===== Records supplied
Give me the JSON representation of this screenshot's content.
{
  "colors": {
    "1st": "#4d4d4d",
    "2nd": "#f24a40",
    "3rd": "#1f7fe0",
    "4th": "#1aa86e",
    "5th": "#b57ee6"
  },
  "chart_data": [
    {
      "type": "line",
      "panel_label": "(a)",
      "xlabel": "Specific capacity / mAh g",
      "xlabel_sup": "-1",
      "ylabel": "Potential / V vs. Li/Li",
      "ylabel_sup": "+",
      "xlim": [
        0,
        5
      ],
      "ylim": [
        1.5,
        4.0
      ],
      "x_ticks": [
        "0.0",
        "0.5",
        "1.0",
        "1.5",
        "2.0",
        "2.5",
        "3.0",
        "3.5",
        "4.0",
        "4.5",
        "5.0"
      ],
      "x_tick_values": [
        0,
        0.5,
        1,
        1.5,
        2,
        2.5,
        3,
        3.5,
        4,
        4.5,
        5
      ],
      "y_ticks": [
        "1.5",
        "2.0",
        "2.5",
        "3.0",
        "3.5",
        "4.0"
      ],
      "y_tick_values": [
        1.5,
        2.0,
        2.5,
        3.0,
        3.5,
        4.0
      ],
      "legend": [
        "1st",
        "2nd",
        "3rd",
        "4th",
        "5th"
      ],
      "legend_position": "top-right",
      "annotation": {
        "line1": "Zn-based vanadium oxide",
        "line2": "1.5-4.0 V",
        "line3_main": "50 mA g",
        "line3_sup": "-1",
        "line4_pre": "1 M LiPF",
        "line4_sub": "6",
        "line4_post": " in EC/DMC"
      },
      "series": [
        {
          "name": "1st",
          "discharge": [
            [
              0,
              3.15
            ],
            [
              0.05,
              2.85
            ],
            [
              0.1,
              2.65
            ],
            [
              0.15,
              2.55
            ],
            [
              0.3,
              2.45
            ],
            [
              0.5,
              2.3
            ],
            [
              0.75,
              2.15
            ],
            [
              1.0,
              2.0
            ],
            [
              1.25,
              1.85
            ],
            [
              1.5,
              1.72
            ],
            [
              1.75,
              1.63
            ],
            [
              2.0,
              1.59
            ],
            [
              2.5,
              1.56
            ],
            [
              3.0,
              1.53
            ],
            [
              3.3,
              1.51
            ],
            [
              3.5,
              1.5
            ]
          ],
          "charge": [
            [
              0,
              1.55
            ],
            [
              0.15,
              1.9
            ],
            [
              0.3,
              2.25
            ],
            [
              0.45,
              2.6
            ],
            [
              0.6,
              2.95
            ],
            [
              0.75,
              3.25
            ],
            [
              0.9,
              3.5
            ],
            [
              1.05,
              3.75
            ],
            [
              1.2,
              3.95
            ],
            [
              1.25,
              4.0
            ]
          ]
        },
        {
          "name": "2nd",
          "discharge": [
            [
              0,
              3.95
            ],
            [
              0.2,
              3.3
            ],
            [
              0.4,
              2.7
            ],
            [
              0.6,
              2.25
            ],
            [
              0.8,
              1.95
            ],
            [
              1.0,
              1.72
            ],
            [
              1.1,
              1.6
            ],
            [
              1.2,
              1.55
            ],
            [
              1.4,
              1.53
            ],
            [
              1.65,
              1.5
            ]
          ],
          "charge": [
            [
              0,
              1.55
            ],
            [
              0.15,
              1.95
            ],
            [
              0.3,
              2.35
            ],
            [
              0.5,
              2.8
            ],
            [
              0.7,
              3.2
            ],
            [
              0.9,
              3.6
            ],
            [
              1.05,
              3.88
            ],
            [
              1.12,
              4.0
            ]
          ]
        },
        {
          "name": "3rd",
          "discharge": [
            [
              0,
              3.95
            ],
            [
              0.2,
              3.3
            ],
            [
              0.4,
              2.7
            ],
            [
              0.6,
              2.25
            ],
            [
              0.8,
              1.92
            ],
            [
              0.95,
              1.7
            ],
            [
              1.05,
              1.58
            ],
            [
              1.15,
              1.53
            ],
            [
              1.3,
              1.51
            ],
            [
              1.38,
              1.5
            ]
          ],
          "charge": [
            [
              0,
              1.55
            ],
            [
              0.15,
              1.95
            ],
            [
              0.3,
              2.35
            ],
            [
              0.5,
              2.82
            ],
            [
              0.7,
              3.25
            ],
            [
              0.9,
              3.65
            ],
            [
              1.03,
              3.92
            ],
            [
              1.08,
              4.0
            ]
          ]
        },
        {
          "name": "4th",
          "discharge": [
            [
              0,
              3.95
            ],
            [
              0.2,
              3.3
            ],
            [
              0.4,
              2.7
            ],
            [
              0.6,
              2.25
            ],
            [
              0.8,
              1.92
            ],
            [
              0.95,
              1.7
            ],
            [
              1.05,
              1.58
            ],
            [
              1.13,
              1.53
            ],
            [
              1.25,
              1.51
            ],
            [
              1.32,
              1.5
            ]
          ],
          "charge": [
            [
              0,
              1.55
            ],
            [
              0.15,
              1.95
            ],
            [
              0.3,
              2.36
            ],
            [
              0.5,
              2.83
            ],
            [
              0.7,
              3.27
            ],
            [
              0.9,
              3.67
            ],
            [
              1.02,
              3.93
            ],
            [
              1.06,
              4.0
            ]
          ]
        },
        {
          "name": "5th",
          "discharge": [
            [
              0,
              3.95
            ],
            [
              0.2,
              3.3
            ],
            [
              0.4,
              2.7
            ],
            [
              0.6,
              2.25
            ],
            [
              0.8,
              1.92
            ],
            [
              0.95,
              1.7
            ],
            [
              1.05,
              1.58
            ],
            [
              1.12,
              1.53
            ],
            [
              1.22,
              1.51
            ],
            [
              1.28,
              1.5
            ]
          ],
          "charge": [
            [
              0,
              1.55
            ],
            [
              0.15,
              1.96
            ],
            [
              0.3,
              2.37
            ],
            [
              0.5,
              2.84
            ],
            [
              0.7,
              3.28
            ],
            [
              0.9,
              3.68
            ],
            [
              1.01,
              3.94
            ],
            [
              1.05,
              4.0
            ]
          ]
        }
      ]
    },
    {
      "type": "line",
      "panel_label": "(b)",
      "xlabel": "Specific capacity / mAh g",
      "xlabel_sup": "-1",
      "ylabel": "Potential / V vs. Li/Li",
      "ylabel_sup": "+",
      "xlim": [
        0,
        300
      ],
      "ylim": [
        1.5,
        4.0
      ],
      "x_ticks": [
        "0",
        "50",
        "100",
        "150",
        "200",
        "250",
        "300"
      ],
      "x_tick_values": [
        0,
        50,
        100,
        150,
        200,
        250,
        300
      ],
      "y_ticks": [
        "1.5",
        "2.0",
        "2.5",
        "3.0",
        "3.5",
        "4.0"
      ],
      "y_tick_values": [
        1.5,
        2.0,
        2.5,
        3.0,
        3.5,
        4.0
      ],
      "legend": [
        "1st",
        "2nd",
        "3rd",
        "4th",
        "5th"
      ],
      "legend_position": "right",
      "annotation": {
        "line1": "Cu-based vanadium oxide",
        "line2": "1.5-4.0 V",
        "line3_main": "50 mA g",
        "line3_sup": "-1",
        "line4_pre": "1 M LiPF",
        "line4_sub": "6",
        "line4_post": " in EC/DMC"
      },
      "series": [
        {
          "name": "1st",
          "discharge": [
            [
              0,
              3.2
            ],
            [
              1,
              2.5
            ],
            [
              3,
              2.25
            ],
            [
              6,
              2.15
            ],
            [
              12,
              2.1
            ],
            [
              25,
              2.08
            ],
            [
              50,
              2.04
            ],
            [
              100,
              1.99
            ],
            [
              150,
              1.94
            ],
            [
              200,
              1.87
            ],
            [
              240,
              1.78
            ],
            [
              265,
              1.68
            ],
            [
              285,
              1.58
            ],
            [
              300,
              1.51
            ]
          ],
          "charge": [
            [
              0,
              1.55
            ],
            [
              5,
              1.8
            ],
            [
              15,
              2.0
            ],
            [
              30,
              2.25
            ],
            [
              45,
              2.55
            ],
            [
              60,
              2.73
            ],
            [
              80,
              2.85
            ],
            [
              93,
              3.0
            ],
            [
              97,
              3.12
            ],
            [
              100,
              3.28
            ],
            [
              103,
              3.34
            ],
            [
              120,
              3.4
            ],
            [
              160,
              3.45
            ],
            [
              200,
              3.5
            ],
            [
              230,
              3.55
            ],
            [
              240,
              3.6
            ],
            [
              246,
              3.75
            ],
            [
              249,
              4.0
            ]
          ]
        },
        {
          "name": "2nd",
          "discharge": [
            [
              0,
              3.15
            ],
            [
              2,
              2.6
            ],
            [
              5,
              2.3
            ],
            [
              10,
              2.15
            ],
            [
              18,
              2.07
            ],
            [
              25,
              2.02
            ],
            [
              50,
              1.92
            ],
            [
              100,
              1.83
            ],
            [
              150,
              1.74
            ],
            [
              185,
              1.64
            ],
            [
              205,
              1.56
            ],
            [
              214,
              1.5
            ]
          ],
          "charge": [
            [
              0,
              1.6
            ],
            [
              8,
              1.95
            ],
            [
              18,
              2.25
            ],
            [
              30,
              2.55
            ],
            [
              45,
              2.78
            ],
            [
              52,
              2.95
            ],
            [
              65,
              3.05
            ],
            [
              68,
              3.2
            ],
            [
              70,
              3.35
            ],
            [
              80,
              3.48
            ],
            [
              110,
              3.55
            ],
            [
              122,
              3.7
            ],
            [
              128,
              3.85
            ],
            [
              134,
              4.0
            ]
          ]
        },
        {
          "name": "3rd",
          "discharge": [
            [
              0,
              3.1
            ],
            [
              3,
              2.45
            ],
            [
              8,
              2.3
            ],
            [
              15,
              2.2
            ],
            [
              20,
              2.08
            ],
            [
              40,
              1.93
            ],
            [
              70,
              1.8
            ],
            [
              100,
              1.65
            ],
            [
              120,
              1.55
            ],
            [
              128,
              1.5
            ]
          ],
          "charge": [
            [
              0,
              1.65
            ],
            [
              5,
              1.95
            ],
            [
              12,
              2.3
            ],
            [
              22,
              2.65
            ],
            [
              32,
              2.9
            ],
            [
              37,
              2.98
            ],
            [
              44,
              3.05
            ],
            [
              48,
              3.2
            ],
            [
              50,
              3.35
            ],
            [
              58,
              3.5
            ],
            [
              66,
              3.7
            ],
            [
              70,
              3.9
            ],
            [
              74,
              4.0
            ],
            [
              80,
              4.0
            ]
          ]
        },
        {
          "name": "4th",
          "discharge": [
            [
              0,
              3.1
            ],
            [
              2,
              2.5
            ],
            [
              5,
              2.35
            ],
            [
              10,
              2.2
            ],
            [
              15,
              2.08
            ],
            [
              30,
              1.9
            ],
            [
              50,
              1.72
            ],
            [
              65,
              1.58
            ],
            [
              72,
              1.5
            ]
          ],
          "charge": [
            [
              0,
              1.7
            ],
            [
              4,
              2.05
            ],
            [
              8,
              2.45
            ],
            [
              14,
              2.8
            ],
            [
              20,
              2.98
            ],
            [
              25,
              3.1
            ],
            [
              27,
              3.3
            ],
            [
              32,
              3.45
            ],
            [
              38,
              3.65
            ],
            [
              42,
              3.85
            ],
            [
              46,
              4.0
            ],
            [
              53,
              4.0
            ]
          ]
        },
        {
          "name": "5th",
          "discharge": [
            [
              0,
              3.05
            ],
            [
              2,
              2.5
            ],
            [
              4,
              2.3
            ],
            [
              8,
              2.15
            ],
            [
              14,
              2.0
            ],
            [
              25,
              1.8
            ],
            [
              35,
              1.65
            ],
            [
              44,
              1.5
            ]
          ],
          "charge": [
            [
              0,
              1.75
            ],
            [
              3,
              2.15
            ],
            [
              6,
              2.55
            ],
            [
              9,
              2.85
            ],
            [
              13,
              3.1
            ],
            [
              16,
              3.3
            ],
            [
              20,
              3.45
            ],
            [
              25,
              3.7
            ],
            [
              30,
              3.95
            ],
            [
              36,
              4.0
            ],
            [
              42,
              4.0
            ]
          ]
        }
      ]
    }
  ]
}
==========
• Description of the task
Some lines of the data may hold the word "right". Say how many do, with nothing else.

• Finished answer
2